» Directive: Transcribe the listing that follows in full, omitting pictures.

--- begin Task inputs ---

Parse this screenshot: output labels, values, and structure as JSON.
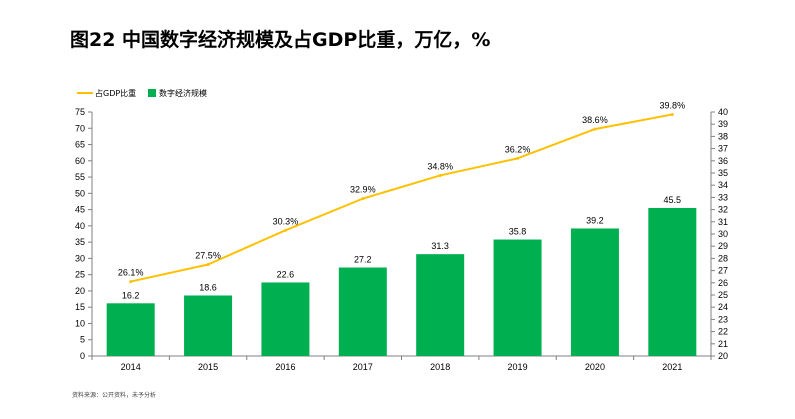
{
  "title": "图22 中国数字经济规模及占GDP比重，万亿，%",
  "source": "资料来源：公开资料，未予分析",
  "colors": {
    "bar": "#00b050",
    "line": "#ffc000",
    "axis": "#808080"
  },
  "chart_data": {
    "type": "bar",
    "categories": [
      "2014",
      "2015",
      "2016",
      "2017",
      "2018",
      "2019",
      "2020",
      "2021"
    ],
    "series": [
      {
        "name": "数字经济规模",
        "type": "bar",
        "axis": "left",
        "values": [
          16.2,
          18.6,
          22.6,
          27.2,
          31.3,
          35.8,
          39.2,
          45.5
        ],
        "labels": [
          "16.2",
          "18.6",
          "22.6",
          "27.2",
          "31.3",
          "35.8",
          "39.2",
          "45.5"
        ]
      },
      {
        "name": "占GDP比重",
        "type": "line",
        "axis": "right",
        "values": [
          26.1,
          27.5,
          30.3,
          32.9,
          34.8,
          36.2,
          38.6,
          39.8
        ],
        "labels": [
          "26.1%",
          "27.5%",
          "30.3%",
          "32.9%",
          "34.8%",
          "36.2%",
          "38.6%",
          "39.8%"
        ]
      }
    ],
    "ylim": [
      0,
      75
    ],
    "y_ticks": [
      0,
      5,
      10,
      15,
      20,
      25,
      30,
      35,
      40,
      45,
      50,
      55,
      60,
      65,
      70,
      75
    ],
    "y2lim": [
      20,
      40
    ],
    "y2_ticks": [
      20,
      21,
      22,
      23,
      24,
      25,
      26,
      27,
      28,
      29,
      30,
      31,
      32,
      33,
      34,
      35,
      36,
      37,
      38,
      39,
      40
    ],
    "grid": false,
    "legend": "top-left"
  }
}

--- end Task inputs ---

» Exercise output:
Parse this screenshot: output labels, values, and structure as JSON.
{
  "title": "图22 中国数字经济规模及占GDP比重，万亿，%",
  "source": "资料来源：公开资料，未予分析",
  "colors": {
    "bar": "#00b050",
    "line": "#ffc000",
    "axis": "#808080"
  },
  "chart_data": {
    "type": "bar",
    "categories": [
      "2014",
      "2015",
      "2016",
      "2017",
      "2018",
      "2019",
      "2020",
      "2021"
    ],
    "series": [
      {
        "name": "数字经济规模",
        "type": "bar",
        "axis": "left",
        "values": [
          16.2,
          18.6,
          22.6,
          27.2,
          31.3,
          35.8,
          39.2,
          45.5
        ],
        "labels": [
          "16.2",
          "18.6",
          "22.6",
          "27.2",
          "31.3",
          "35.8",
          "39.2",
          "45.5"
        ]
      },
      {
        "name": "占GDP比重",
        "type": "line",
        "axis": "right",
        "values": [
          26.1,
          27.5,
          30.3,
          32.9,
          34.8,
          36.2,
          38.6,
          39.8
        ],
        "labels": [
          "26.1%",
          "27.5%",
          "30.3%",
          "32.9%",
          "34.8%",
          "36.2%",
          "38.6%",
          "39.8%"
        ]
      }
    ],
    "ylim": [
      0,
      75
    ],
    "y_ticks": [
      0,
      5,
      10,
      15,
      20,
      25,
      30,
      35,
      40,
      45,
      50,
      55,
      60,
      65,
      70,
      75
    ],
    "y2lim": [
      20,
      40
    ],
    "y2_ticks": [
      20,
      21,
      22,
      23,
      24,
      25,
      26,
      27,
      28,
      29,
      30,
      31,
      32,
      33,
      34,
      35,
      36,
      37,
      38,
      39,
      40
    ],
    "grid": false,
    "legend": "top-left"
  }
}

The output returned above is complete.